<<<<
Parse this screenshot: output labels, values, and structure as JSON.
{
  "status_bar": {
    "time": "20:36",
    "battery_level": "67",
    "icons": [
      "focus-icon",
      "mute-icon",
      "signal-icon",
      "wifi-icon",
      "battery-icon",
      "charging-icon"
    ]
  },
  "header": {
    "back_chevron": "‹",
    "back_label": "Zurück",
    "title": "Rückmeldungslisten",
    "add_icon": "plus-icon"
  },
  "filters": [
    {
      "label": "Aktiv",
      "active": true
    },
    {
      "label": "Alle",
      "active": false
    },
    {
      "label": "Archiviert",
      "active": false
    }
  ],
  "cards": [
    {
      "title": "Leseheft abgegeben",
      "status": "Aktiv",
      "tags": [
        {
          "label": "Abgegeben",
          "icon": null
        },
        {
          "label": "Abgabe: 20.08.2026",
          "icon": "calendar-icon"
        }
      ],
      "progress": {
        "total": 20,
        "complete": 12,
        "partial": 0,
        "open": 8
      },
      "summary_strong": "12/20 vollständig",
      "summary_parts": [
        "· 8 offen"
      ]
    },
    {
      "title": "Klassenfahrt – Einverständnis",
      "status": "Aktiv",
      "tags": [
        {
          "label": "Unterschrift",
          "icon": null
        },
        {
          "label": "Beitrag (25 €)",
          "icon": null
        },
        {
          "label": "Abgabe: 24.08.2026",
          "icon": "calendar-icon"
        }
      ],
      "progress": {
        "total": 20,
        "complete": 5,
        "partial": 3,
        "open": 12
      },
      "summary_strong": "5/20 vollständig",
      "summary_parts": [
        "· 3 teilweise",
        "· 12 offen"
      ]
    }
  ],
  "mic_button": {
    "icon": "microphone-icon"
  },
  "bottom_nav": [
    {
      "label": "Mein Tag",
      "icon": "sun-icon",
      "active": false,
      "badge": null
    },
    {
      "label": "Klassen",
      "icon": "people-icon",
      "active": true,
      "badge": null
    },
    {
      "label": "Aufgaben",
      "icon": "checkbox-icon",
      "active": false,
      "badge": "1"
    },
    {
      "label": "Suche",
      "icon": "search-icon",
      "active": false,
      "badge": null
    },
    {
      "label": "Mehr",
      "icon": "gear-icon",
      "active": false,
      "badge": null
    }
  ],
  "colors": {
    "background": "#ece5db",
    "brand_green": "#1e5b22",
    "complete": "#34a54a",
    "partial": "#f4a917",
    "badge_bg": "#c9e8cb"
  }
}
>>>>
<<<<
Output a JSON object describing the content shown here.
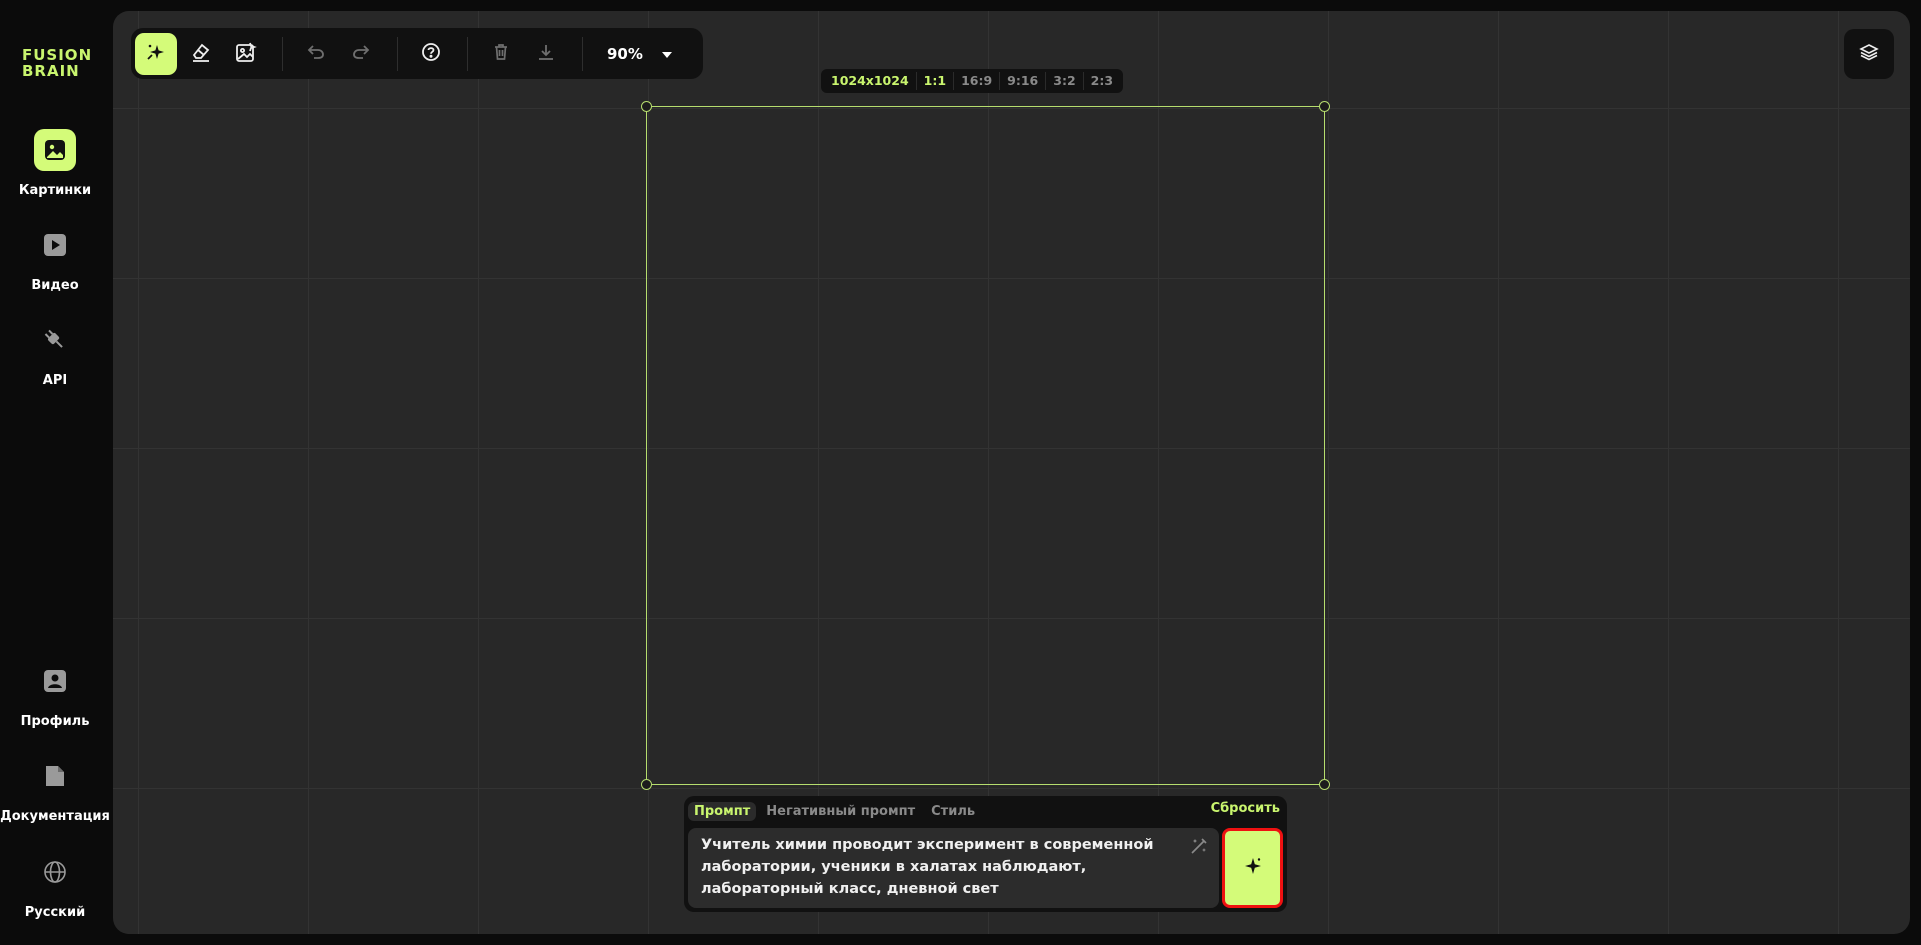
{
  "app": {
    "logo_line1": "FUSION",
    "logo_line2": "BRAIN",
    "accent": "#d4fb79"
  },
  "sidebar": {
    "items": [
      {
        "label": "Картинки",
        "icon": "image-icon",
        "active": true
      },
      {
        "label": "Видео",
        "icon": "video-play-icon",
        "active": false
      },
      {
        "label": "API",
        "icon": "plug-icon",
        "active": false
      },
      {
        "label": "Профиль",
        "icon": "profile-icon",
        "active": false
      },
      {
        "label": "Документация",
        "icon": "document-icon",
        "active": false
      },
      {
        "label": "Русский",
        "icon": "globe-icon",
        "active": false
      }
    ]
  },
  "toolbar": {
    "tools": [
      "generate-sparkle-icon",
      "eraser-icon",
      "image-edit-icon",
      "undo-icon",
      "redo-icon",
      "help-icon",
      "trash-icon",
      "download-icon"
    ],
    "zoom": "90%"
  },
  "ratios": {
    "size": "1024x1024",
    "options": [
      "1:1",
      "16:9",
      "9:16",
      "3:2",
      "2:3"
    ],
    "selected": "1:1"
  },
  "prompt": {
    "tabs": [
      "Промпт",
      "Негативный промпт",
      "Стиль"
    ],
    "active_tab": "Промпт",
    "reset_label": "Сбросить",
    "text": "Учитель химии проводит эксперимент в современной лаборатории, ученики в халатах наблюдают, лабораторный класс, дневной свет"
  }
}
>>>>
§ **Your objective**: List every line from the entries above in which "title" appears.

§ **Solution to this exercise**:
    "title": "Rückmeldungslisten",
      "title": "Leseheft abgegeben",
      "title": "Klassenfahrt – Einverständnis",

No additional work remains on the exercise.